__Given task__. From the listing below, select every line where the word "chevron" appears.

Data excerpts:
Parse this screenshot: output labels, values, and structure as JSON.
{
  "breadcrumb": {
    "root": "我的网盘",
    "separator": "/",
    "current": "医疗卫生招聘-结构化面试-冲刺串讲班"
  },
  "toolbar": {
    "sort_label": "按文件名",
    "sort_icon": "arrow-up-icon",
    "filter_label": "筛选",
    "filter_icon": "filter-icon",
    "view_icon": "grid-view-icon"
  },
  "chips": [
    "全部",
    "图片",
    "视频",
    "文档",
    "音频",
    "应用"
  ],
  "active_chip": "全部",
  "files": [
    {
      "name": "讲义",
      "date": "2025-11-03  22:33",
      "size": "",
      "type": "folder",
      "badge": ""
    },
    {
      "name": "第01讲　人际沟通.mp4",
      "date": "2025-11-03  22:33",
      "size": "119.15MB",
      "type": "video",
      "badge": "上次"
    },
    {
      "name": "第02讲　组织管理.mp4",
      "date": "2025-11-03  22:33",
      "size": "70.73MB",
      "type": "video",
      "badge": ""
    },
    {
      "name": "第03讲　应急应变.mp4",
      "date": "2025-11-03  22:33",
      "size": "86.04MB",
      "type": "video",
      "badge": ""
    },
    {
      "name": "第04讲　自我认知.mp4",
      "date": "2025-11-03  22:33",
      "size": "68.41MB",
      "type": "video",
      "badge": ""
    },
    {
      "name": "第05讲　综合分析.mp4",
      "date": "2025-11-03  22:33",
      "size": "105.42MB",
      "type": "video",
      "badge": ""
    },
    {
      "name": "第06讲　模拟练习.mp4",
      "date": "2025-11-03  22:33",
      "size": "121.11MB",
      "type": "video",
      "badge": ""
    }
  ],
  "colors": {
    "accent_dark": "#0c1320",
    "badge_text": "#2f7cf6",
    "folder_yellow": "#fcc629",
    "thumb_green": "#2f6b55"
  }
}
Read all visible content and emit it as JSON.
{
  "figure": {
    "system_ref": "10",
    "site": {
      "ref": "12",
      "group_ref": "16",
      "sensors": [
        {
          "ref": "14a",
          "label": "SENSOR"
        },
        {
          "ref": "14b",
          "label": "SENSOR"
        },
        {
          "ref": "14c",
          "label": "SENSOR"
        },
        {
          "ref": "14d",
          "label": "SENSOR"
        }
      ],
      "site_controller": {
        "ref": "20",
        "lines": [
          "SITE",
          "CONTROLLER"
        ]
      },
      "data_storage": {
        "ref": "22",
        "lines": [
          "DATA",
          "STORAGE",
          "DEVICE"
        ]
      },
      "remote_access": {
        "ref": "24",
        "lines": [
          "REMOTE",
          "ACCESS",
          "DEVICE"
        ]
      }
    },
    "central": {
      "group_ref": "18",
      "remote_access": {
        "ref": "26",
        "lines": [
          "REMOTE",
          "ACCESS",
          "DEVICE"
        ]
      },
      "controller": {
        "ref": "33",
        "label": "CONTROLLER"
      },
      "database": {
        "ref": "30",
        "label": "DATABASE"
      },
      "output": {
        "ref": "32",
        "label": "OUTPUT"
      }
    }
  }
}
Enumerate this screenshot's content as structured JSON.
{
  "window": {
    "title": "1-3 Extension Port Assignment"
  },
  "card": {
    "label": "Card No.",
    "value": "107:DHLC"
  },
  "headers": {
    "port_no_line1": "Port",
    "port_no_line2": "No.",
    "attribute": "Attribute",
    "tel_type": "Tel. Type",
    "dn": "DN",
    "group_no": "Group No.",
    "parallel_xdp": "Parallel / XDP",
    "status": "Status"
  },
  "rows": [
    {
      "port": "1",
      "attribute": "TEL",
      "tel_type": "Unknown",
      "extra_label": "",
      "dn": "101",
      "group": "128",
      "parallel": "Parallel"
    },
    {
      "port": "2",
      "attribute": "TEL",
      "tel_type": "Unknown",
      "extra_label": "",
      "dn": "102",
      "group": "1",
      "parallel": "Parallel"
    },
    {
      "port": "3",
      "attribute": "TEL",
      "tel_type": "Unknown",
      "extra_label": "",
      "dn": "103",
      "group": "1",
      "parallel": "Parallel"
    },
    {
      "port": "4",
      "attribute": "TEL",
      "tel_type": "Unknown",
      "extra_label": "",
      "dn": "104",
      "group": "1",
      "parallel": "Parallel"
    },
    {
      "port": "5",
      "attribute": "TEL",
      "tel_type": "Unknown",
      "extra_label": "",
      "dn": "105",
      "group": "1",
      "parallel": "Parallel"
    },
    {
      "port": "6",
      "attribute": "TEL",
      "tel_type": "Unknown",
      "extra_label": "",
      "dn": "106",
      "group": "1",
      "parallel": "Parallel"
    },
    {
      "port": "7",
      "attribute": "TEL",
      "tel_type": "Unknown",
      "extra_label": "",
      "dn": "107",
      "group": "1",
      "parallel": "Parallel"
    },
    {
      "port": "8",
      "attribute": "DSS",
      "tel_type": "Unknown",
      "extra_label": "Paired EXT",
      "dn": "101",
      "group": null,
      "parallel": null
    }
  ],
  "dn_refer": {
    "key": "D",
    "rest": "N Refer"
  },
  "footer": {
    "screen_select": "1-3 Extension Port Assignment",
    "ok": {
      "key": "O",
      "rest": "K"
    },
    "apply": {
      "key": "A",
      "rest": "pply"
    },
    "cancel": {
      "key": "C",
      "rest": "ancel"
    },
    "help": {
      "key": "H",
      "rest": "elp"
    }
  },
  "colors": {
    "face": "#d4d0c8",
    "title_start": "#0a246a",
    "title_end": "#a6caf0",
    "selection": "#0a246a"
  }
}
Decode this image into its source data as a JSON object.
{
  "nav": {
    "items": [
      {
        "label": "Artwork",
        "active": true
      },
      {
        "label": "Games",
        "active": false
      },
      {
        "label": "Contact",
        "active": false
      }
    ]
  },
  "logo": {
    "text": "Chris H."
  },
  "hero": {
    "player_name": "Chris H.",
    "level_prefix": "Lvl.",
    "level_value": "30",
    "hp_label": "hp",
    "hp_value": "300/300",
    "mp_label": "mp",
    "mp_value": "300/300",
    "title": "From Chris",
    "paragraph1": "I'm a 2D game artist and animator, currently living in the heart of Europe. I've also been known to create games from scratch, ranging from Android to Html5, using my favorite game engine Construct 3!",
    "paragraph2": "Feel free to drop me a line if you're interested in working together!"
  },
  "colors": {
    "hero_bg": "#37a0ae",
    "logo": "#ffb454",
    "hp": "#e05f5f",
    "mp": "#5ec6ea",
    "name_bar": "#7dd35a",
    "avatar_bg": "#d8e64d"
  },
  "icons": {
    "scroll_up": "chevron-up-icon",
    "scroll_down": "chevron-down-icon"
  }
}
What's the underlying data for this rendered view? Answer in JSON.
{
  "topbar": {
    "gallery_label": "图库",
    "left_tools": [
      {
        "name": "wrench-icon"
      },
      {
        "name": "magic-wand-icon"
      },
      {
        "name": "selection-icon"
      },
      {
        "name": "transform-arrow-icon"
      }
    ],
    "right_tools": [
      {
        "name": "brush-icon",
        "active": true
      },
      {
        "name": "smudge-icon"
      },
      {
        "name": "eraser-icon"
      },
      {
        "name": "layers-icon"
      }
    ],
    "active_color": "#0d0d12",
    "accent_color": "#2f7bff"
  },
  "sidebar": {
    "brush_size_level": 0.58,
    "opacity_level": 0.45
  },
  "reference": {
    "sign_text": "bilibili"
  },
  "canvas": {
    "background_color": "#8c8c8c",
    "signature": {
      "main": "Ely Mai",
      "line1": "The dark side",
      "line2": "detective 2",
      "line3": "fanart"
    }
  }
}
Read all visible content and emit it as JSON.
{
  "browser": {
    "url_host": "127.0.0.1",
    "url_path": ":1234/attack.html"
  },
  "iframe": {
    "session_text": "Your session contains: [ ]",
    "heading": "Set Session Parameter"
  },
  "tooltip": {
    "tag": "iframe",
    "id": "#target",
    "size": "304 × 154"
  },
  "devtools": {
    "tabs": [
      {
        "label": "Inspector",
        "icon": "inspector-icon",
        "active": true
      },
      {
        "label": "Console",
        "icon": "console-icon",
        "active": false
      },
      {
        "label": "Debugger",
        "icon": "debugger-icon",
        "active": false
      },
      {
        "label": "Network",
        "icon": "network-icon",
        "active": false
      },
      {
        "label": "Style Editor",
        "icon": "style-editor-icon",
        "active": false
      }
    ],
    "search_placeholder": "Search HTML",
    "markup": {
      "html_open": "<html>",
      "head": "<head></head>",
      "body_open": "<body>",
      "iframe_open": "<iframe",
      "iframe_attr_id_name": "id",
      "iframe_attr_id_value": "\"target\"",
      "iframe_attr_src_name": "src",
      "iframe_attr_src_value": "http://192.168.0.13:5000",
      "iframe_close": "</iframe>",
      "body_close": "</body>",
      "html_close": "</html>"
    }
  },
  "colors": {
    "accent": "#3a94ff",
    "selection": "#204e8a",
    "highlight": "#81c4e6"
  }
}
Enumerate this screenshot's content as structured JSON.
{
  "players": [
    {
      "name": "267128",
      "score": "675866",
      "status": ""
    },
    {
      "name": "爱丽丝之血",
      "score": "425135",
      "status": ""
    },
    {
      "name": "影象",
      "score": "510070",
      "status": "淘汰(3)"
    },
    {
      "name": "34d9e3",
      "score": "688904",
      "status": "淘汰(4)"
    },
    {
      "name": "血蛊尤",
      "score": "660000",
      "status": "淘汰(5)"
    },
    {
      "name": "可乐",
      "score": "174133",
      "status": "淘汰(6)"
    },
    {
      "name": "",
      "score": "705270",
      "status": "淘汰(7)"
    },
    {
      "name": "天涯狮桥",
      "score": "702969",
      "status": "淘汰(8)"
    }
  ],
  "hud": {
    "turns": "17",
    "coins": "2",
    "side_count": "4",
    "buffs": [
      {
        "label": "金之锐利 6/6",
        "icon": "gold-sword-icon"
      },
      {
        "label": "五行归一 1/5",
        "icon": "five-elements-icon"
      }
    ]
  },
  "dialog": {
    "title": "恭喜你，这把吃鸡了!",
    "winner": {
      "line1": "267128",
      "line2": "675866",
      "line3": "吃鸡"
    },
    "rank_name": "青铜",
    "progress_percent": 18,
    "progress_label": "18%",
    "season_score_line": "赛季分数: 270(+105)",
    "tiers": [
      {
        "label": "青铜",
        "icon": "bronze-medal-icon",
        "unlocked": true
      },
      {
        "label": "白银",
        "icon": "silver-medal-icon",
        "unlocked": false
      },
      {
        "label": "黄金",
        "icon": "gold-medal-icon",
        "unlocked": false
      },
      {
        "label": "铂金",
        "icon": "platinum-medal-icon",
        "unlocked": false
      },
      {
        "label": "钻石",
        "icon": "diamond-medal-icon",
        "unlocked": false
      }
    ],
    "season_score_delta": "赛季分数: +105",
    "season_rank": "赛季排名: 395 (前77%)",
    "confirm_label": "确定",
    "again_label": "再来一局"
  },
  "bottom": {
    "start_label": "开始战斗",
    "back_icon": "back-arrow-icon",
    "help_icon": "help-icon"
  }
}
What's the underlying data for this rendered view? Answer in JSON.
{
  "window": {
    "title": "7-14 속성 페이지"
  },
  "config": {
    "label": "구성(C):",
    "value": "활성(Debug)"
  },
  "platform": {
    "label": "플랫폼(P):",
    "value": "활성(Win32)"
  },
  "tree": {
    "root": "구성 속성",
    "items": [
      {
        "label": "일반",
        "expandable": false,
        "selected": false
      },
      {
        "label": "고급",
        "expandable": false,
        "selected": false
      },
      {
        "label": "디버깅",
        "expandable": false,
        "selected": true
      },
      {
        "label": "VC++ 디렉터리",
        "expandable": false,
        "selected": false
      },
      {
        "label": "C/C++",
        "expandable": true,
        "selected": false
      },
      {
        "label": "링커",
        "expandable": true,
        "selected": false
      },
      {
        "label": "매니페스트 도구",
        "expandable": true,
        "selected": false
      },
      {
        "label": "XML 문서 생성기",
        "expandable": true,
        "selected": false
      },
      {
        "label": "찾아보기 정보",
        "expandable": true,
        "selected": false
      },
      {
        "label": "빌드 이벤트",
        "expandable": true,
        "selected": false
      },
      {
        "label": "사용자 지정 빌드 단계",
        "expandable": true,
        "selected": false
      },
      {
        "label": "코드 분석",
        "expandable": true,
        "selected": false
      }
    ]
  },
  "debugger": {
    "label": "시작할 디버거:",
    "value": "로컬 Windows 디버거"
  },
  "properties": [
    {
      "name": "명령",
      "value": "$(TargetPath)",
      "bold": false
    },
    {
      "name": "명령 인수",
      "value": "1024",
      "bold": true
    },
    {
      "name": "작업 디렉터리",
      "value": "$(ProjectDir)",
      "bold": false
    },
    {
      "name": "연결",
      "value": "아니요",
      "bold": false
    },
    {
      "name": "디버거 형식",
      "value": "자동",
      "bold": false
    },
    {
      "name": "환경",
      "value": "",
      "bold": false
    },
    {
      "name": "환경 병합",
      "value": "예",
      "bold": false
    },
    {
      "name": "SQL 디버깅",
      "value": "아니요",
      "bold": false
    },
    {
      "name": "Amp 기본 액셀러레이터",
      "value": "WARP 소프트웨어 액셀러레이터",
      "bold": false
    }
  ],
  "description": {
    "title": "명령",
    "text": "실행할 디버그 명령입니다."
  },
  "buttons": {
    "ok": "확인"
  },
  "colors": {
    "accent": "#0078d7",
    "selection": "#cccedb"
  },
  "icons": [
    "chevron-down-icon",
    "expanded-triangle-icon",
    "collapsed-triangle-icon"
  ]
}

__Response to this task__.
    "scroll_up": "chevron-up-icon",
    "scroll_down": "chevron-down-icon"
    "chevron-down-icon",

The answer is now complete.